Render the data below as a Markdown table with the columns Row and Line, numbering each line and leaving out blank lines and pictures.

Data extract:
*-*-*

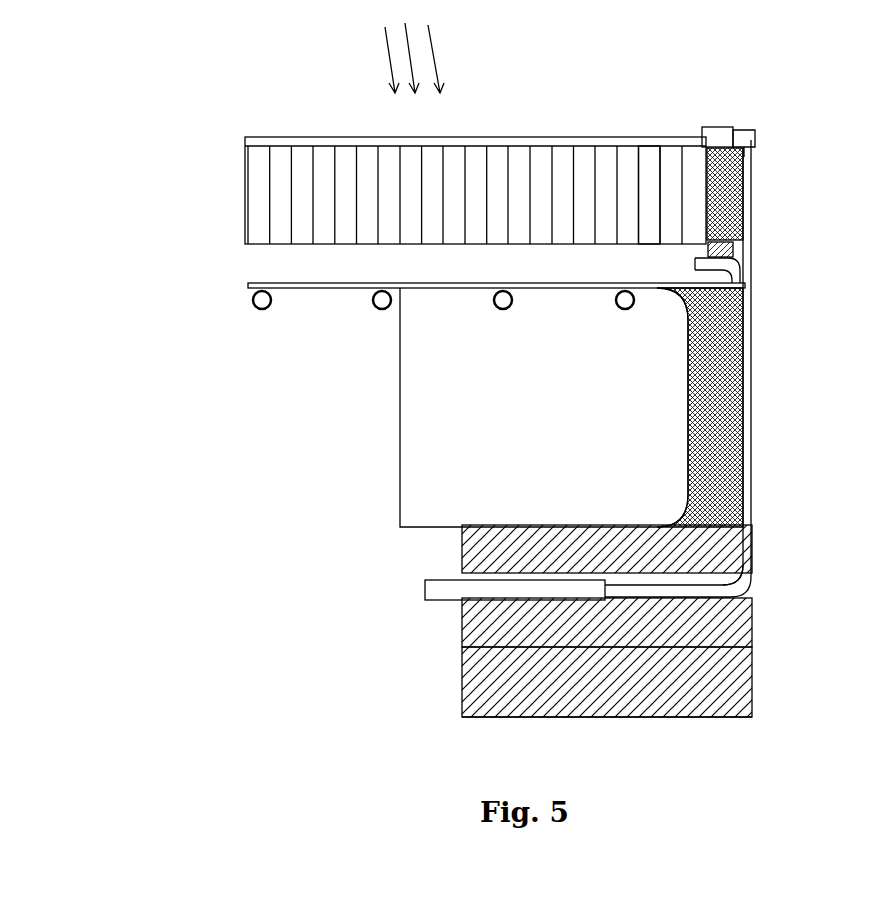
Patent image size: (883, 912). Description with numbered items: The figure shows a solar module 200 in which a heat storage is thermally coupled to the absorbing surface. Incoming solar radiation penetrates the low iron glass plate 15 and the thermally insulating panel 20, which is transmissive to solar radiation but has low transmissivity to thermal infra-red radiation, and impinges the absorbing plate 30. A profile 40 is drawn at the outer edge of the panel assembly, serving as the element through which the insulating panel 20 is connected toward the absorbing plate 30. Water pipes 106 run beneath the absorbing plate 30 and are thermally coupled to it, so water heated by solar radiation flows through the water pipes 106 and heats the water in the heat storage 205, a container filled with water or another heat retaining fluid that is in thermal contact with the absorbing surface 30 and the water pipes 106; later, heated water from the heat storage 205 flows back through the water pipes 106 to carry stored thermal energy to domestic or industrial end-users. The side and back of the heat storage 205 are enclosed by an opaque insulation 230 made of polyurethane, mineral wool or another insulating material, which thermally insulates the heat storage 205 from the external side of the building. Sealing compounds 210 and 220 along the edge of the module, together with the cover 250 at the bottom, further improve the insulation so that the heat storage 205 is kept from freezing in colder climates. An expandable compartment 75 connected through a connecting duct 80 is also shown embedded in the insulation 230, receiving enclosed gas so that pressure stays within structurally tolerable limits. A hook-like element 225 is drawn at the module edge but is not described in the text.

The low iron glass plate 15 is at (622, 136).
The thermally insulating panel 20 is at (647, 173).
The absorbing plate 30 is at (400, 284).
The profile 40 is at (755, 128).
The expandable compartment 75 is at (423, 589).
The connecting duct 80 is at (752, 567).
The water pipes 106 is at (490, 297).
The solar module 200 is at (146, 167).
The heat storage 205 is at (398, 407).
The sealing compound 210 is at (730, 145).
The sealing compound 220 is at (730, 247).
The hook 225 is at (733, 257).
The opaque insulation 230 is at (723, 152).
The cover 250 is at (740, 717).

*-*-*

The response:
| Row | Line |
|---|---|
| 1 | Patent image size: (883, 912). Description with numbered items: The figure shows a solar module 200 in which a heat storage is thermally coupled to the absorbing surface. Incoming solar radiation penetrates the low iron glass plate 15 and the thermally insulating panel 20, which is transmissive to solar radiation but has low transmissivity to thermal infra-red radiation, and impinges the absorbing plate 30. A profile 40 is drawn at the outer edge of the panel assembly, serving as the element through which the insulating panel 20 is connected toward the absorbing plate 30. Water pipes 106 run beneath the absorbing plate 30 and are thermally coupled to it, so water heated by solar radiation flows through the water pipes 106 and heats the water in the heat storage 205, a container filled with water or another heat retaining fluid that is in thermal contact with the absorbing surface 30 and the water pipes 106; later, heated water from the heat storage 205 flows back through the water pipes 106 to carry stored thermal energy to domestic or industrial end-users. The side and back of the heat storage 205 are enclosed by an opaque insulation 230 made of polyurethane, mineral wool or another insulating material, which thermally insulates the heat storage 205 from the external side of the building. Sealing compounds 210 and 220 along the edge of the module, together with the cover 250 at the bottom, further improve the insulation so that the heat storage 205 is kept from freezing in colder climates. An expandable compartment 75 connected through a connecting duct 80 is also shown embedded in the insulation 230, receiving enclosed gas so that pressure stays within structurally tolerable limits. A hook-like element 225 is drawn at the module edge but is not described in the text. |
| 2 | The low iron glass plate 15 is at (622, 136). |
| 3 | The thermally insulating panel 20 is at (647, 173). |
| 4 | The absorbing plate 30 is at (400, 284). |
| 5 | The profile 40 is at (755, 128). |
| 6 | The expandable compartment 75 is at (423, 589). |
| 7 | The connecting duct 80 is at (752, 567). |
| 8 | The water pipes 106 is at (490, 297). |
| 9 | The solar module 200 is at (146, 167). |
| 10 | The heat storage 205 is at (398, 407). |
| 11 | The sealing compound 210 is at (730, 145). |
| 12 | The sealing compound 220 is at (730, 247). |
| 13 | The hook 225 is at (733, 257). |
| 14 | The opaque insulation 230 is at (723, 152). |
| 15 | The cover 250 is at (740, 717). |